**Instruction:**
Write out the listing in full, matching it word for word.
— start Records to process —
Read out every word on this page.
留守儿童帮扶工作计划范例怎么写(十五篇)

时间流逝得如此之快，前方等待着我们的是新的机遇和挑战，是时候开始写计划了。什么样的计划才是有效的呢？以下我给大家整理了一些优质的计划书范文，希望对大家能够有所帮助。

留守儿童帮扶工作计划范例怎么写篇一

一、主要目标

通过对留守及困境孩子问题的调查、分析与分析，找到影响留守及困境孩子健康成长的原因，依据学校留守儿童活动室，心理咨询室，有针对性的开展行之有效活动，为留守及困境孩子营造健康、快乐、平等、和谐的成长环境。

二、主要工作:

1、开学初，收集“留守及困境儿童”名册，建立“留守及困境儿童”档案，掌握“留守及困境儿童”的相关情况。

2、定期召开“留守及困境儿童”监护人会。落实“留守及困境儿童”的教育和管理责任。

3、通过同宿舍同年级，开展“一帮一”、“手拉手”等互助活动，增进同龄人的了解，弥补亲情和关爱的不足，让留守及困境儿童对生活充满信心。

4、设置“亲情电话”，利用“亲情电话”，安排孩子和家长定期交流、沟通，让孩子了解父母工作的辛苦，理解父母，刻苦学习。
— end Records to process —
**Answer to the exercise:**
Read out every word on this page.
留守儿童帮扶工作计划范例怎么写(十五篇)

时间流逝得如此之快，前方等待着我们的是新的机遇和挑战，是时候开始写计划了。什么样的计划才是有效的呢？以下我给大家整理了一些优质的计划书范文，希望对大家能够有所帮助。

留守儿童帮扶工作计划范例怎么写篇一

一、主要目标

通过对留守及困境孩子问题的调查、分析与分析，找到影响留守及困境孩子健康成长的原因，依据学校留守儿童活动室，心理咨询室，有针对性的开展行之有效活动，为留守及困境孩子营造健康、快乐、平等、和谐的成长环境。

二、主要工作:

1、开学初，收集“留守及困境儿童”名册，建立“留守及困境儿童”档案，掌握“留守及困境儿童”的相关情况。

2、定期召开“留守及困境儿童”监护人会。落实“留守及困境儿童”的教育和管理责任。

3、通过同宿舍同年级，开展“一帮一”、“手拉手”等互助活动，增进同龄人的了解，弥补亲情和关爱的不足，让留守及困境儿童对生活充满信心。

4、设置“亲情电话”，利用“亲情电话”，安排孩子和家长定期交流、沟通，让孩子了解父母工作的辛苦，理解父母，刻苦学习。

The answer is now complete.